* **THE PROBLEM**:
Each line below must be set down exactly; omit any image you find.

* **MATERIAL FOR THIS TASK**:

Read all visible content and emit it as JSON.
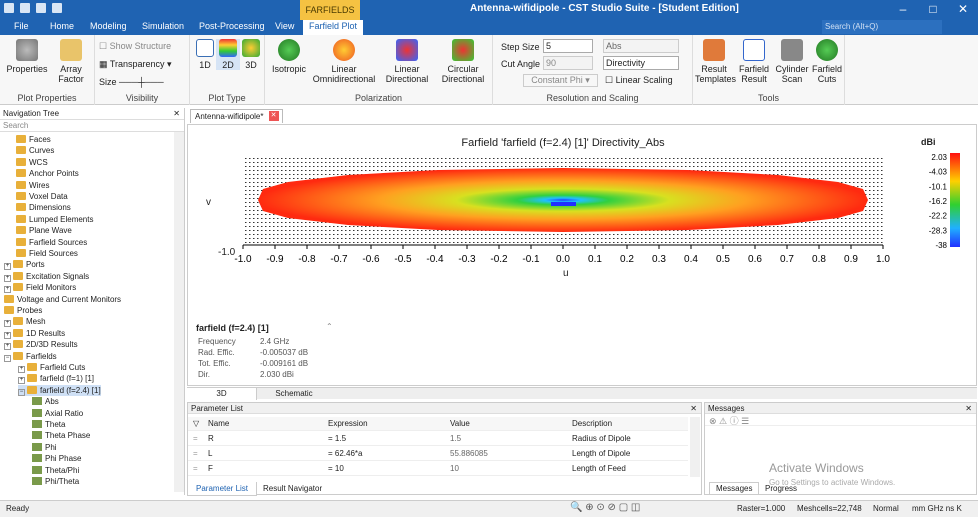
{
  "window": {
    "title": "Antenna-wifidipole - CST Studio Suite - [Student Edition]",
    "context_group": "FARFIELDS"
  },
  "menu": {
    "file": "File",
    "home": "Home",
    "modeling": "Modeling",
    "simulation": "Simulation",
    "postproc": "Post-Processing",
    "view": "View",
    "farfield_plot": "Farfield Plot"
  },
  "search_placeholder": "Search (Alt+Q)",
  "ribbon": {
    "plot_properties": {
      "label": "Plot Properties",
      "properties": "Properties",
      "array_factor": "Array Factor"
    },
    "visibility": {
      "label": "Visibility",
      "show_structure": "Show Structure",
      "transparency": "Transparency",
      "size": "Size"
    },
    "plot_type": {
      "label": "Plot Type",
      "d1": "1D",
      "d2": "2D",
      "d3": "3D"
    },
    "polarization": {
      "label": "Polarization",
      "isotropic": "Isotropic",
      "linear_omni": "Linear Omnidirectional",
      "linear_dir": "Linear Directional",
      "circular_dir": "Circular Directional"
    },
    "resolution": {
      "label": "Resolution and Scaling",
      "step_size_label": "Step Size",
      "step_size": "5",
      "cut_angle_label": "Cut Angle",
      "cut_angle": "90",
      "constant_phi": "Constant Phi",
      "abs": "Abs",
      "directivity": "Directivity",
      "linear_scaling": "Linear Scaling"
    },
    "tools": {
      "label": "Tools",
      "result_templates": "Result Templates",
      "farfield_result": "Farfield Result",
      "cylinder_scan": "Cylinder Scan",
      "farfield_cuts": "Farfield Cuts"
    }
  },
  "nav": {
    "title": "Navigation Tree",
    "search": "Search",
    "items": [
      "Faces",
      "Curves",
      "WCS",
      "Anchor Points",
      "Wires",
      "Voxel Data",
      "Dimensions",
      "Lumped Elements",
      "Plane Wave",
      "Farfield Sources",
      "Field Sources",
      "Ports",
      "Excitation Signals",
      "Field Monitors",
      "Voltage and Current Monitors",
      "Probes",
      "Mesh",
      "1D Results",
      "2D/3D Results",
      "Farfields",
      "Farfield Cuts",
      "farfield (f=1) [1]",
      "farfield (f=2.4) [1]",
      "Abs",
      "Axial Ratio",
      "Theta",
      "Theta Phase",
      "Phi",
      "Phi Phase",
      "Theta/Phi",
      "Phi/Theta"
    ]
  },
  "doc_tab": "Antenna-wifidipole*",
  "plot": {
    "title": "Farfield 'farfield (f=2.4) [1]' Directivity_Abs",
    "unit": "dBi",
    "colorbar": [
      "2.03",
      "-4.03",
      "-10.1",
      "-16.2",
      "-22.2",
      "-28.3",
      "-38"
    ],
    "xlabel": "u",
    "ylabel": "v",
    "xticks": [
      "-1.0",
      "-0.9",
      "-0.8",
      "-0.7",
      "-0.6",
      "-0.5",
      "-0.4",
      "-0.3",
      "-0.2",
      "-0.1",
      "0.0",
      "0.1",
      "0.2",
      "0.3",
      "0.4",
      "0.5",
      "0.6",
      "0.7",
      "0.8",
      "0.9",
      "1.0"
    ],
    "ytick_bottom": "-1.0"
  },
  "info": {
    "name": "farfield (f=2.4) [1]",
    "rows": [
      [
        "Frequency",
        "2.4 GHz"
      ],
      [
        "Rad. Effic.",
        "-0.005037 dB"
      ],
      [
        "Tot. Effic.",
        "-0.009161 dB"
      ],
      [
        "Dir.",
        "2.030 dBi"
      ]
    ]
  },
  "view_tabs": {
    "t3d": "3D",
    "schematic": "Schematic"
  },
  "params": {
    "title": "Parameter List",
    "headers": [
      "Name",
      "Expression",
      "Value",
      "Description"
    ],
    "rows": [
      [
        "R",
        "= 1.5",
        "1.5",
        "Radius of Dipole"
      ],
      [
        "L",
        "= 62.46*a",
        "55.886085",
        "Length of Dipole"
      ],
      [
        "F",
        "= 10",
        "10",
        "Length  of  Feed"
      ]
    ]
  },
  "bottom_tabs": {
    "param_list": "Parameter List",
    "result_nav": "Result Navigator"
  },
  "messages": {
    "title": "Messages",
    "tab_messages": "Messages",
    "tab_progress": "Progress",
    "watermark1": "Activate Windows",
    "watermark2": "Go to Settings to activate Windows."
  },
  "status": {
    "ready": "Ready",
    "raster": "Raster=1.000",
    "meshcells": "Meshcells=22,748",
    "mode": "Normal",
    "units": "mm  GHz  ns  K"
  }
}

* **THE RESPONSE**:
Read all visible content and emit it as JSON.
{
  "window": {
    "title": "Antenna-wifidipole - CST Studio Suite - [Student Edition]",
    "context_group": "FARFIELDS"
  },
  "menu": {
    "file": "File",
    "home": "Home",
    "modeling": "Modeling",
    "simulation": "Simulation",
    "postproc": "Post-Processing",
    "view": "View",
    "farfield_plot": "Farfield Plot"
  },
  "search_placeholder": "Search (Alt+Q)",
  "ribbon": {
    "plot_properties": {
      "label": "Plot Properties",
      "properties": "Properties",
      "array_factor": "Array Factor"
    },
    "visibility": {
      "label": "Visibility",
      "show_structure": "Show Structure",
      "transparency": "Transparency",
      "size": "Size"
    },
    "plot_type": {
      "label": "Plot Type",
      "d1": "1D",
      "d2": "2D",
      "d3": "3D"
    },
    "polarization": {
      "label": "Polarization",
      "isotropic": "Isotropic",
      "linear_omni": "Linear Omnidirectional",
      "linear_dir": "Linear Directional",
      "circular_dir": "Circular Directional"
    },
    "resolution": {
      "label": "Resolution and Scaling",
      "step_size_label": "Step Size",
      "step_size": "5",
      "cut_angle_label": "Cut Angle",
      "cut_angle": "90",
      "constant_phi": "Constant Phi",
      "abs": "Abs",
      "directivity": "Directivity",
      "linear_scaling": "Linear Scaling"
    },
    "tools": {
      "label": "Tools",
      "result_templates": "Result Templates",
      "farfield_result": "Farfield Result",
      "cylinder_scan": "Cylinder Scan",
      "farfield_cuts": "Farfield Cuts"
    }
  },
  "nav": {
    "title": "Navigation Tree",
    "search": "Search",
    "items": [
      "Faces",
      "Curves",
      "WCS",
      "Anchor Points",
      "Wires",
      "Voxel Data",
      "Dimensions",
      "Lumped Elements",
      "Plane Wave",
      "Farfield Sources",
      "Field Sources",
      "Ports",
      "Excitation Signals",
      "Field Monitors",
      "Voltage and Current Monitors",
      "Probes",
      "Mesh",
      "1D Results",
      "2D/3D Results",
      "Farfields",
      "Farfield Cuts",
      "farfield (f=1) [1]",
      "farfield (f=2.4) [1]",
      "Abs",
      "Axial Ratio",
      "Theta",
      "Theta Phase",
      "Phi",
      "Phi Phase",
      "Theta/Phi",
      "Phi/Theta"
    ]
  },
  "doc_tab": "Antenna-wifidipole*",
  "plot": {
    "title": "Farfield 'farfield (f=2.4) [1]' Directivity_Abs",
    "unit": "dBi",
    "colorbar": [
      "2.03",
      "-4.03",
      "-10.1",
      "-16.2",
      "-22.2",
      "-28.3",
      "-38"
    ],
    "xlabel": "u",
    "ylabel": "v",
    "xticks": [
      "-1.0",
      "-0.9",
      "-0.8",
      "-0.7",
      "-0.6",
      "-0.5",
      "-0.4",
      "-0.3",
      "-0.2",
      "-0.1",
      "0.0",
      "0.1",
      "0.2",
      "0.3",
      "0.4",
      "0.5",
      "0.6",
      "0.7",
      "0.8",
      "0.9",
      "1.0"
    ],
    "ytick_bottom": "-1.0"
  },
  "info": {
    "name": "farfield (f=2.4) [1]",
    "rows": [
      [
        "Frequency",
        "2.4 GHz"
      ],
      [
        "Rad. Effic.",
        "-0.005037 dB"
      ],
      [
        "Tot. Effic.",
        "-0.009161 dB"
      ],
      [
        "Dir.",
        "2.030 dBi"
      ]
    ]
  },
  "view_tabs": {
    "t3d": "3D",
    "schematic": "Schematic"
  },
  "params": {
    "title": "Parameter List",
    "headers": [
      "Name",
      "Expression",
      "Value",
      "Description"
    ],
    "rows": [
      [
        "R",
        "= 1.5",
        "1.5",
        "Radius of Dipole"
      ],
      [
        "L",
        "= 62.46*a",
        "55.886085",
        "Length of Dipole"
      ],
      [
        "F",
        "= 10",
        "10",
        "Length  of  Feed"
      ]
    ]
  },
  "bottom_tabs": {
    "param_list": "Parameter List",
    "result_nav": "Result Navigator"
  },
  "messages": {
    "title": "Messages",
    "tab_messages": "Messages",
    "tab_progress": "Progress",
    "watermark1": "Activate Windows",
    "watermark2": "Go to Settings to activate Windows."
  },
  "status": {
    "ready": "Ready",
    "raster": "Raster=1.000",
    "meshcells": "Meshcells=22,748",
    "mode": "Normal",
    "units": "mm  GHz  ns  K"
  }
}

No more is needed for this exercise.